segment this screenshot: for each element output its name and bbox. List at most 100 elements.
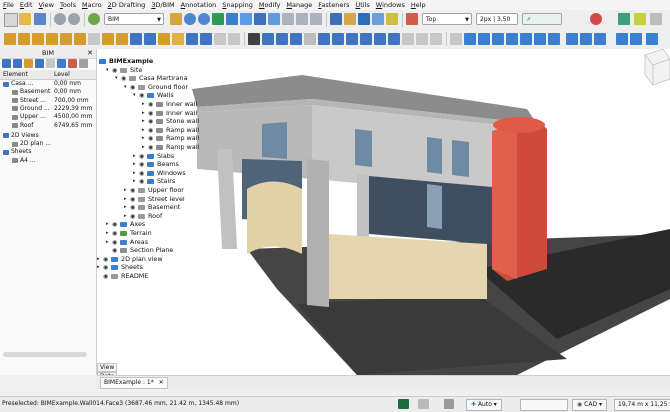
menu-utils[interactable]: Utils — [355, 1, 369, 9]
cut-icon[interactable] — [248, 33, 260, 45]
color-combo[interactable]: ➚ — [522, 13, 562, 25]
view-rear-icon[interactable] — [282, 13, 294, 25]
grid-icon[interactable] — [650, 13, 662, 25]
level-icon[interactable] — [346, 33, 358, 45]
menu-annotation[interactable]: Annotation — [181, 1, 217, 9]
view-preset-combo[interactable]: Top ▼ — [422, 13, 472, 25]
add-view-icon[interactable] — [24, 59, 33, 68]
open-folder-icon[interactable] — [19, 13, 31, 25]
menu-snapping[interactable]: Snapping — [222, 1, 253, 9]
close-icon[interactable]: ✕ — [87, 49, 93, 57]
group-icon[interactable] — [344, 13, 356, 25]
menu-windows[interactable]: Windows — [376, 1, 405, 9]
level-row[interactable]: Ground ... 2229,39 mm — [0, 105, 96, 113]
scale-icon[interactable] — [430, 33, 442, 45]
trim-icon[interactable] — [520, 33, 532, 45]
window-icon[interactable] — [186, 33, 198, 45]
level-row[interactable]: Basement 0,00 mm — [0, 88, 96, 96]
menu-modify[interactable]: Modify — [259, 1, 281, 9]
link-icon[interactable] — [358, 13, 370, 25]
level-row[interactable]: Sheets — [0, 148, 96, 156]
view-mode-selector[interactable] — [520, 399, 568, 411]
redo-icon[interactable] — [68, 13, 80, 25]
delete-view-icon[interactable] — [46, 59, 55, 68]
chamfer-icon[interactable] — [646, 33, 658, 45]
level-row[interactable]: 2D plan ... — [0, 140, 96, 148]
extrude-icon[interactable] — [506, 33, 518, 45]
menu-edit[interactable]: Edit — [20, 1, 33, 9]
array-icon[interactable] — [416, 33, 428, 45]
door-icon[interactable] — [200, 33, 212, 45]
clone-icon[interactable] — [402, 33, 414, 45]
schedule-icon[interactable] — [304, 33, 316, 45]
split-icon[interactable] — [616, 33, 628, 45]
toggle-view-icon[interactable] — [68, 59, 77, 68]
stairs-icon[interactable] — [158, 33, 170, 45]
add-sheet-icon[interactable] — [35, 59, 44, 68]
visibility-eye-icon[interactable]: ◉ — [148, 143, 153, 152]
view-isometric-icon[interactable] — [226, 13, 238, 25]
level-row[interactable]: Upper ... 4500,00 mm — [0, 113, 96, 121]
snap-icon[interactable] — [418, 399, 429, 409]
wire-icon[interactable] — [18, 33, 30, 45]
level-row[interactable]: Casa ... 0,00 mm — [0, 80, 96, 88]
line-icon[interactable] — [4, 33, 16, 45]
menu-2d-drafting[interactable]: 2D Drafting — [108, 1, 146, 9]
bspline-icon[interactable] — [88, 33, 100, 45]
chevron-right-icon[interactable]: ▸ — [97, 263, 100, 272]
building-icon[interactable] — [332, 33, 344, 45]
panel-menu-icon[interactable] — [79, 59, 88, 68]
zoom-fit-icon[interactable] — [184, 13, 196, 25]
close-tab-icon[interactable]: ✕ — [159, 379, 164, 386]
offset-icon[interactable] — [492, 33, 504, 45]
visibility-eye-icon[interactable]: ◉ — [112, 246, 117, 255]
section-icon[interactable] — [276, 33, 288, 45]
chevron-down-icon[interactable]: ▾ — [106, 66, 109, 75]
view-left-icon[interactable] — [310, 13, 322, 25]
chevron-right-icon[interactable]: ▸ — [124, 212, 127, 221]
line-width-combo[interactable]: 2px | 3,50 mm — [476, 13, 518, 35]
menu-3d-bim[interactable]: 3D/BIM — [151, 1, 174, 9]
level-row[interactable]: 2D Views — [0, 132, 96, 140]
arc-icon[interactable] — [32, 33, 44, 45]
working-plane-icon[interactable] — [634, 13, 646, 25]
equipment-icon[interactable] — [228, 33, 240, 45]
wall-icon[interactable] — [130, 33, 142, 45]
component-icon[interactable] — [388, 33, 400, 45]
space-icon[interactable] — [262, 33, 274, 45]
view-front-icon[interactable] — [240, 13, 252, 25]
level-row[interactable]: Street ... 700,00 mm — [0, 97, 96, 105]
polygon-icon[interactable] — [74, 33, 86, 45]
stretch-icon[interactable] — [580, 33, 592, 45]
menu-help[interactable]: Help — [411, 1, 426, 9]
save-icon[interactable] — [34, 13, 46, 25]
dimension-icon[interactable] — [116, 33, 128, 45]
site-icon[interactable] — [318, 33, 330, 45]
building-model[interactable] — [97, 49, 670, 375]
join-icon[interactable] — [594, 33, 606, 45]
menu-view[interactable]: View — [39, 1, 54, 9]
panel-icon[interactable] — [214, 33, 226, 45]
project-icon[interactable] — [360, 33, 372, 45]
text-icon[interactable] — [102, 33, 114, 45]
grid-toggle-icon[interactable] — [444, 399, 454, 409]
document-tab[interactable]: BIMExample : 1* ✕ — [100, 377, 168, 389]
rectangle-icon[interactable] — [60, 33, 72, 45]
menu-fasteners[interactable]: Fasteners — [318, 1, 349, 9]
visibility-eye-icon[interactable]: ◉ — [139, 177, 144, 186]
menu-macro[interactable]: Macro — [82, 1, 102, 9]
rename-view-icon[interactable] — [57, 59, 66, 68]
level-row[interactable]: Roof 6749,65 mm — [0, 122, 96, 130]
add-building-icon[interactable] — [13, 59, 22, 68]
measure-icon[interactable] — [386, 13, 398, 25]
menu-tools[interactable]: Tools — [60, 1, 76, 9]
view-toggle-icon[interactable] — [450, 33, 462, 45]
chevron-down-icon[interactable]: ▾ — [133, 91, 136, 100]
chevron-down-icon[interactable]: ▾ — [115, 74, 118, 83]
move-icon[interactable] — [464, 33, 476, 45]
menu-file[interactable]: File — [3, 1, 14, 9]
downgrade-icon[interactable] — [548, 33, 560, 45]
3d-viewport[interactable]: BIMExample ▾ ◉ Site ▾ ◉ Casa Martirana ▾ ◉ Ground… — [97, 49, 670, 375]
lock-icon[interactable] — [618, 13, 630, 25]
refresh-icon[interactable] — [88, 13, 100, 25]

--------

Requirements – Retype all of the data above line for line, without changing anything, and leave out the picture.

Complete answer –
segment this screenshot: for each element output its name and bbox. List at most 100 elements.
menu-utils[interactable]: Utils — [355, 1, 369, 9]
cut-icon[interactable] — [248, 33, 260, 45]
color-combo[interactable]: ➚ — [522, 13, 562, 25]
view-rear-icon[interactable] — [282, 13, 294, 25]
grid-icon[interactable] — [650, 13, 662, 25]
level-icon[interactable] — [346, 33, 358, 45]
menu-annotation[interactable]: Annotation — [181, 1, 217, 9]
view-preset-combo[interactable]: Top ▼ — [422, 13, 472, 25]
add-view-icon[interactable] — [24, 59, 33, 68]
open-folder-icon[interactable] — [19, 13, 31, 25]
menu-snapping[interactable]: Snapping — [222, 1, 253, 9]
close-icon[interactable]: ✕ — [87, 49, 93, 57]
group-icon[interactable] — [344, 13, 356, 25]
menu-windows[interactable]: Windows — [376, 1, 405, 9]
level-row[interactable]: Ground ... 2229,39 mm — [0, 105, 96, 113]
scale-icon[interactable] — [430, 33, 442, 45]
trim-icon[interactable] — [520, 33, 532, 45]
window-icon[interactable] — [186, 33, 198, 45]
level-row[interactable]: Basement 0,00 mm — [0, 88, 96, 96]
menu-modify[interactable]: Modify — [259, 1, 281, 9]
link-icon[interactable] — [358, 13, 370, 25]
level-row[interactable]: Sheets — [0, 148, 96, 156]
view-mode-selector[interactable] — [520, 399, 568, 411]
redo-icon[interactable] — [68, 13, 80, 25]
delete-view-icon[interactable] — [46, 59, 55, 68]
chamfer-icon[interactable] — [646, 33, 658, 45]
level-row[interactable]: 2D plan ... — [0, 140, 96, 148]
extrude-icon[interactable] — [506, 33, 518, 45]
menu-edit[interactable]: Edit — [20, 1, 33, 9]
array-icon[interactable] — [416, 33, 428, 45]
door-icon[interactable] — [200, 33, 212, 45]
clone-icon[interactable] — [402, 33, 414, 45]
schedule-icon[interactable] — [304, 33, 316, 45]
split-icon[interactable] — [616, 33, 628, 45]
toggle-view-icon[interactable] — [68, 59, 77, 68]
stairs-icon[interactable] — [158, 33, 170, 45]
add-sheet-icon[interactable] — [35, 59, 44, 68]
visibility-eye-icon[interactable]: ◉ — [148, 143, 153, 152]
view-isometric-icon[interactable] — [226, 13, 238, 25]
level-row[interactable]: Upper ... 4500,00 mm — [0, 113, 96, 121]
snap-icon[interactable] — [418, 399, 429, 409]
wire-icon[interactable] — [18, 33, 30, 45]
level-row[interactable]: Casa ... 0,00 mm — [0, 80, 96, 88]
line-icon[interactable] — [4, 33, 16, 45]
menu-2d-drafting[interactable]: 2D Drafting — [108, 1, 146, 9]
bspline-icon[interactable] — [88, 33, 100, 45]
chevron-right-icon[interactable]: ▸ — [97, 263, 100, 272]
building-icon[interactable] — [332, 33, 344, 45]
panel-menu-icon[interactable] — [79, 59, 88, 68]
zoom-fit-icon[interactable] — [184, 13, 196, 25]
close-tab-icon[interactable]: ✕ — [159, 379, 164, 386]
offset-icon[interactable] — [492, 33, 504, 45]
visibility-eye-icon[interactable]: ◉ — [112, 246, 117, 255]
section-icon[interactable] — [276, 33, 288, 45]
chevron-down-icon[interactable]: ▾ — [106, 66, 109, 75]
view-left-icon[interactable] — [310, 13, 322, 25]
chevron-right-icon[interactable]: ▸ — [124, 212, 127, 221]
line-width-combo[interactable]: 2px | 3,50 mm — [476, 13, 518, 35]
menu-3d-bim[interactable]: 3D/BIM — [151, 1, 174, 9]
level-row[interactable]: 2D Views — [0, 132, 96, 140]
arc-icon[interactable] — [32, 33, 44, 45]
working-plane-icon[interactable] — [634, 13, 646, 25]
equipment-icon[interactable] — [228, 33, 240, 45]
wall-icon[interactable] — [130, 33, 142, 45]
component-icon[interactable] — [388, 33, 400, 45]
space-icon[interactable] — [262, 33, 274, 45]
view-front-icon[interactable] — [240, 13, 252, 25]
level-row[interactable]: Street ... 700,00 mm — [0, 97, 96, 105]
polygon-icon[interactable] — [74, 33, 86, 45]
stretch-icon[interactable] — [580, 33, 592, 45]
menu-help[interactable]: Help — [411, 1, 426, 9]
save-icon[interactable] — [34, 13, 46, 25]
dimension-icon[interactable] — [116, 33, 128, 45]
site-icon[interactable] — [318, 33, 330, 45]
building-model[interactable] — [97, 49, 670, 375]
join-icon[interactable] — [594, 33, 606, 45]
menu-view[interactable]: View — [39, 1, 54, 9]
panel-icon[interactable] — [214, 33, 226, 45]
project-icon[interactable] — [360, 33, 372, 45]
text-icon[interactable] — [102, 33, 114, 45]
grid-toggle-icon[interactable] — [444, 399, 454, 409]
document-tab[interactable]: BIMExample : 1* ✕ — [100, 377, 168, 389]
rectangle-icon[interactable] — [60, 33, 72, 45]
menu-fasteners[interactable]: Fasteners — [318, 1, 349, 9]
visibility-eye-icon[interactable]: ◉ — [139, 177, 144, 186]
menu-macro[interactable]: Macro — [82, 1, 102, 9]
rename-view-icon[interactable] — [57, 59, 66, 68]
level-row[interactable]: Roof 6749,65 mm — [0, 122, 96, 130]
add-building-icon[interactable] — [13, 59, 22, 68]
measure-icon[interactable] — [386, 13, 398, 25]
menu-tools[interactable]: Tools — [60, 1, 76, 9]
view-toggle-icon[interactable] — [450, 33, 462, 45]
chevron-down-icon[interactable]: ▾ — [133, 91, 136, 100]
chevron-down-icon[interactable]: ▾ — [115, 74, 118, 83]
move-icon[interactable] — [464, 33, 476, 45]
menu-file[interactable]: File — [3, 1, 14, 9]
downgrade-icon[interactable] — [548, 33, 560, 45]
3d-viewport[interactable]: BIMExample ▾ ◉ Site ▾ ◉ Casa Martirana ▾ ◉ Ground… — [97, 49, 670, 375]
lock-icon[interactable] — [618, 13, 630, 25]
refresh-icon[interactable] — [88, 13, 100, 25]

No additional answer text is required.